Directions >> Pictures stay out of the copy; set down each line of the listing below exactly.

Data extracted from a collection
## BEGIN

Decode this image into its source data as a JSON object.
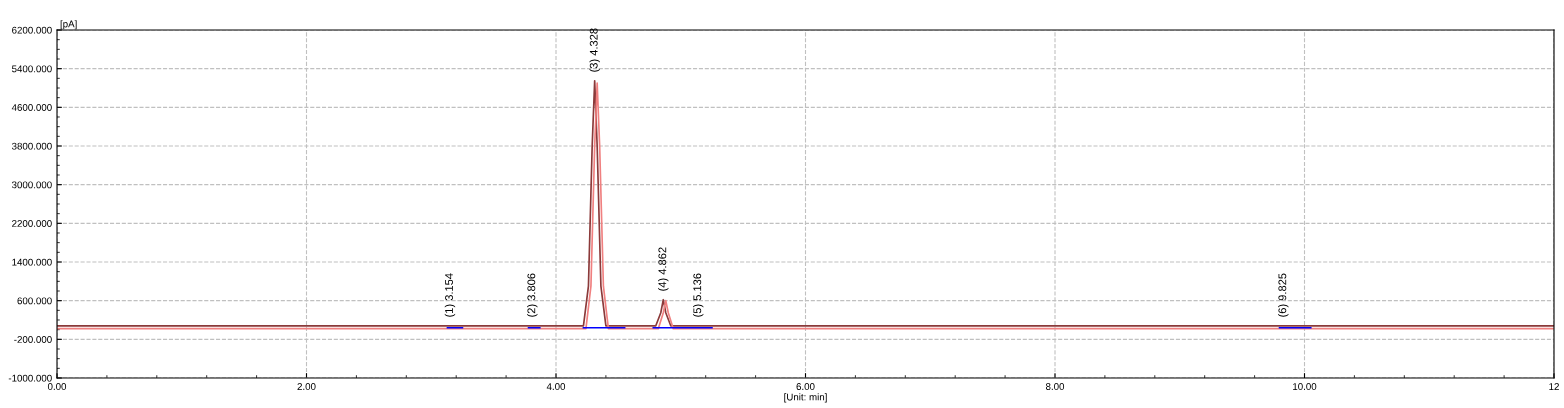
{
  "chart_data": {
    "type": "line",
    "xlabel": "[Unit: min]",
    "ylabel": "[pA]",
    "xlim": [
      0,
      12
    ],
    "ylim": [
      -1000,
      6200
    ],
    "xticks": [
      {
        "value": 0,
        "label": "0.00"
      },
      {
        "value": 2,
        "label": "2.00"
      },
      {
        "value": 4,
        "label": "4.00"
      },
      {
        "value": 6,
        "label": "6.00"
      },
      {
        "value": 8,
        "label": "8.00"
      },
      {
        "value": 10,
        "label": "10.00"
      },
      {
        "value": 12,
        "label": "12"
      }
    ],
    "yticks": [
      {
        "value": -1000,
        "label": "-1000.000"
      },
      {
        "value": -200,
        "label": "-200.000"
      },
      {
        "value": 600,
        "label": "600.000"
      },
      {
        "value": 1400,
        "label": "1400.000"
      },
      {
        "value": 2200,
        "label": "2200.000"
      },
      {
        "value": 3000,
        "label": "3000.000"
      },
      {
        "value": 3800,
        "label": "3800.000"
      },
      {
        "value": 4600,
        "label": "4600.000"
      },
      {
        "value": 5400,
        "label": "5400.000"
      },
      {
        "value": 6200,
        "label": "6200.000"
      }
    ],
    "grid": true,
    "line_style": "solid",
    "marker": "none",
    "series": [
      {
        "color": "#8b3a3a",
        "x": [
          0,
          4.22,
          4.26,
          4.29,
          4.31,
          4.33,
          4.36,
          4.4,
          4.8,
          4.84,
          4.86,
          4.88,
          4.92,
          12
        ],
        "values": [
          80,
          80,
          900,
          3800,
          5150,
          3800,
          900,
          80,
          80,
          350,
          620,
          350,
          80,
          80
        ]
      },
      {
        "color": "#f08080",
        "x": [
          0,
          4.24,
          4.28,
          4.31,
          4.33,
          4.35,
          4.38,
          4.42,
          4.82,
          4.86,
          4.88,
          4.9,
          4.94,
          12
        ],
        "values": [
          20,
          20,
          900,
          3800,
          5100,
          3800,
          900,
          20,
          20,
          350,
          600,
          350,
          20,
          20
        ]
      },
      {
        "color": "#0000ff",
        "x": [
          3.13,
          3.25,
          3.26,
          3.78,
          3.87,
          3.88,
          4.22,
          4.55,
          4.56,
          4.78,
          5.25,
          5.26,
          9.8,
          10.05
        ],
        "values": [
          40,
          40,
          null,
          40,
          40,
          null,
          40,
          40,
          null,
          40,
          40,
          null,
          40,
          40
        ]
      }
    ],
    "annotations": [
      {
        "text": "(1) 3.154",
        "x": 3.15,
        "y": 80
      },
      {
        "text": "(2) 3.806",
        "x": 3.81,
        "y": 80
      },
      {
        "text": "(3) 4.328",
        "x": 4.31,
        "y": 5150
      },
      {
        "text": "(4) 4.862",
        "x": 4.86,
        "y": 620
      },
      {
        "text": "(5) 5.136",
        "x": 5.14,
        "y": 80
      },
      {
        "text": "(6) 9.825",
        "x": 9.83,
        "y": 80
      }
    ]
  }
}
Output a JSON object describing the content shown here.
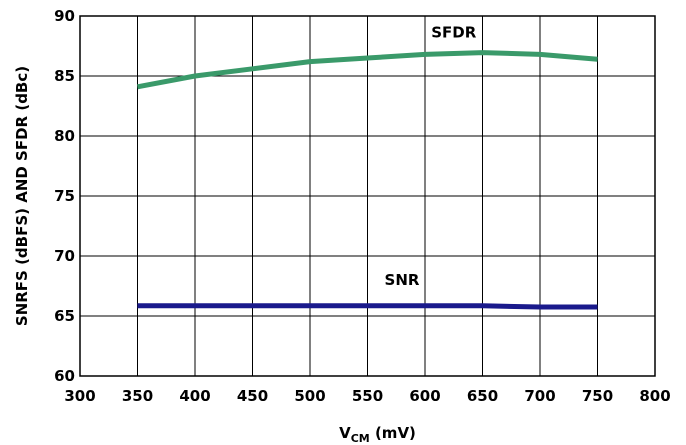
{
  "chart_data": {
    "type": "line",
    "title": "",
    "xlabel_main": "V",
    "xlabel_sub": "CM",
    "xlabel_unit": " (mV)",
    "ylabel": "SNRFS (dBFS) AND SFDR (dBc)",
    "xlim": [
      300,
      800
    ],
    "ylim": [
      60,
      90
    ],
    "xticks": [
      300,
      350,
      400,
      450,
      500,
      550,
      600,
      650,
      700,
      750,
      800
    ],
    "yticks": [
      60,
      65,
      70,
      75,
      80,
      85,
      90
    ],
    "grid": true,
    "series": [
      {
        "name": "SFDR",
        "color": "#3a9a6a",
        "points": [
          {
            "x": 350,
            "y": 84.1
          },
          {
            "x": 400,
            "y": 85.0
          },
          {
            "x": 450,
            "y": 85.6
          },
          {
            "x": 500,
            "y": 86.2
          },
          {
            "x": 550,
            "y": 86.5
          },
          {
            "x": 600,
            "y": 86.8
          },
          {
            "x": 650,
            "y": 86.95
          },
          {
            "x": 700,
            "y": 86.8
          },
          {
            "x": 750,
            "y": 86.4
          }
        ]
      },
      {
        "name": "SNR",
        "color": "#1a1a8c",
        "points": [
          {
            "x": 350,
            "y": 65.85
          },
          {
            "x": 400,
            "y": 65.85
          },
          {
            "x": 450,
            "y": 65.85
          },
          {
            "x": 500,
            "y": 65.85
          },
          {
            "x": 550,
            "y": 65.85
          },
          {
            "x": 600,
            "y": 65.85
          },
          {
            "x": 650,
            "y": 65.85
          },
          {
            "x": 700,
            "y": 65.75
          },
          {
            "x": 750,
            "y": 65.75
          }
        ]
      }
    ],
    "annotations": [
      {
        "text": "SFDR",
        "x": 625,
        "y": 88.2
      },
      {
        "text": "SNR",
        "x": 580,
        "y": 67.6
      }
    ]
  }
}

## END

The output >>
Decode this image into its source data as a JSON object.
{
  "chart_data": {
    "type": "line",
    "xlabel": "[Unit: min]",
    "ylabel": "[pA]",
    "xlim": [
      0,
      12
    ],
    "ylim": [
      -1000,
      6200
    ],
    "xticks": [
      {
        "value": 0,
        "label": "0.00"
      },
      {
        "value": 2,
        "label": "2.00"
      },
      {
        "value": 4,
        "label": "4.00"
      },
      {
        "value": 6,
        "label": "6.00"
      },
      {
        "value": 8,
        "label": "8.00"
      },
      {
        "value": 10,
        "label": "10.00"
      },
      {
        "value": 12,
        "label": "12"
      }
    ],
    "yticks": [
      {
        "value": -1000,
        "label": "-1000.000"
      },
      {
        "value": -200,
        "label": "-200.000"
      },
      {
        "value": 600,
        "label": "600.000"
      },
      {
        "value": 1400,
        "label": "1400.000"
      },
      {
        "value": 2200,
        "label": "2200.000"
      },
      {
        "value": 3000,
        "label": "3000.000"
      },
      {
        "value": 3800,
        "label": "3800.000"
      },
      {
        "value": 4600,
        "label": "4600.000"
      },
      {
        "value": 5400,
        "label": "5400.000"
      },
      {
        "value": 6200,
        "label": "6200.000"
      }
    ],
    "grid": true,
    "line_style": "solid",
    "marker": "none",
    "series": [
      {
        "color": "#8b3a3a",
        "x": [
          0,
          4.22,
          4.26,
          4.29,
          4.31,
          4.33,
          4.36,
          4.4,
          4.8,
          4.84,
          4.86,
          4.88,
          4.92,
          12
        ],
        "values": [
          80,
          80,
          900,
          3800,
          5150,
          3800,
          900,
          80,
          80,
          350,
          620,
          350,
          80,
          80
        ]
      },
      {
        "color": "#f08080",
        "x": [
          0,
          4.24,
          4.28,
          4.31,
          4.33,
          4.35,
          4.38,
          4.42,
          4.82,
          4.86,
          4.88,
          4.9,
          4.94,
          12
        ],
        "values": [
          20,
          20,
          900,
          3800,
          5100,
          3800,
          900,
          20,
          20,
          350,
          600,
          350,
          20,
          20
        ]
      },
      {
        "color": "#0000ff",
        "x": [
          3.13,
          3.25,
          3.26,
          3.78,
          3.87,
          3.88,
          4.22,
          4.55,
          4.56,
          4.78,
          5.25,
          5.26,
          9.8,
          10.05
        ],
        "values": [
          40,
          40,
          null,
          40,
          40,
          null,
          40,
          40,
          null,
          40,
          40,
          null,
          40,
          40
        ]
      }
    ],
    "annotations": [
      {
        "text": "(1) 3.154",
        "x": 3.15,
        "y": 80
      },
      {
        "text": "(2) 3.806",
        "x": 3.81,
        "y": 80
      },
      {
        "text": "(3) 4.328",
        "x": 4.31,
        "y": 5150
      },
      {
        "text": "(4) 4.862",
        "x": 4.86,
        "y": 620
      },
      {
        "text": "(5) 5.136",
        "x": 5.14,
        "y": 80
      },
      {
        "text": "(6) 9.825",
        "x": 9.83,
        "y": 80
      }
    ]
  }
}
Output a JSON object describing the content shown here.
{
  "chart_data": {
    "type": "line",
    "title": "",
    "xlabel_main": "V",
    "xlabel_sub": "CM",
    "xlabel_unit": " (mV)",
    "ylabel": "SNRFS (dBFS) AND SFDR (dBc)",
    "xlim": [
      300,
      800
    ],
    "ylim": [
      60,
      90
    ],
    "xticks": [
      300,
      350,
      400,
      450,
      500,
      550,
      600,
      650,
      700,
      750,
      800
    ],
    "yticks": [
      60,
      65,
      70,
      75,
      80,
      85,
      90
    ],
    "grid": true,
    "series": [
      {
        "name": "SFDR",
        "color": "#3a9a6a",
        "points": [
          {
            "x": 350,
            "y": 84.1
          },
          {
            "x": 400,
            "y": 85.0
          },
          {
            "x": 450,
            "y": 85.6
          },
          {
            "x": 500,
            "y": 86.2
          },
          {
            "x": 550,
            "y": 86.5
          },
          {
            "x": 600,
            "y": 86.8
          },
          {
            "x": 650,
            "y": 86.95
          },
          {
            "x": 700,
            "y": 86.8
          },
          {
            "x": 750,
            "y": 86.4
          }
        ]
      },
      {
        "name": "SNR",
        "color": "#1a1a8c",
        "points": [
          {
            "x": 350,
            "y": 65.85
          },
          {
            "x": 400,
            "y": 65.85
          },
          {
            "x": 450,
            "y": 65.85
          },
          {
            "x": 500,
            "y": 65.85
          },
          {
            "x": 550,
            "y": 65.85
          },
          {
            "x": 600,
            "y": 65.85
          },
          {
            "x": 650,
            "y": 65.85
          },
          {
            "x": 700,
            "y": 65.75
          },
          {
            "x": 750,
            "y": 65.75
          }
        ]
      }
    ],
    "annotations": [
      {
        "text": "SFDR",
        "x": 625,
        "y": 88.2
      },
      {
        "text": "SNR",
        "x": 580,
        "y": 67.6
      }
    ]
  }
}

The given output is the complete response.